> **Directive**: Count the lines below that contain the word "What", and give only that number.

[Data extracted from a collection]
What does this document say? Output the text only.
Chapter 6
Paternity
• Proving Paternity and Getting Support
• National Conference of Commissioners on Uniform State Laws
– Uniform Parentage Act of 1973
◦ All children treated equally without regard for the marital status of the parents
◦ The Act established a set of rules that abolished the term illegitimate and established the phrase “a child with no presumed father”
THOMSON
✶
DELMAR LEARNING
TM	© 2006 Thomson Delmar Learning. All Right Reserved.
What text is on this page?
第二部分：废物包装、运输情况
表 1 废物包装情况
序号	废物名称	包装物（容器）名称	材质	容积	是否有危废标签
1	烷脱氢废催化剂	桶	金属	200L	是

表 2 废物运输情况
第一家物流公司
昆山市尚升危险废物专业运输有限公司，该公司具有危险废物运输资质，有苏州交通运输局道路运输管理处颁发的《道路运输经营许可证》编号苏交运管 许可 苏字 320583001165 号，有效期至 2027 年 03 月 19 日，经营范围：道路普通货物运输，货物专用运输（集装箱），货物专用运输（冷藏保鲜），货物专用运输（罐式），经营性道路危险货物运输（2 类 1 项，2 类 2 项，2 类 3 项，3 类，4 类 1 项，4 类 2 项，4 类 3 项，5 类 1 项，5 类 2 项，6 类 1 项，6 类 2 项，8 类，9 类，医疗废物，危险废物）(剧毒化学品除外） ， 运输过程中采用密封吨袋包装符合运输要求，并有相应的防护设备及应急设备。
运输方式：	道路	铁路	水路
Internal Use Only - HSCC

> **Finished answer**: 2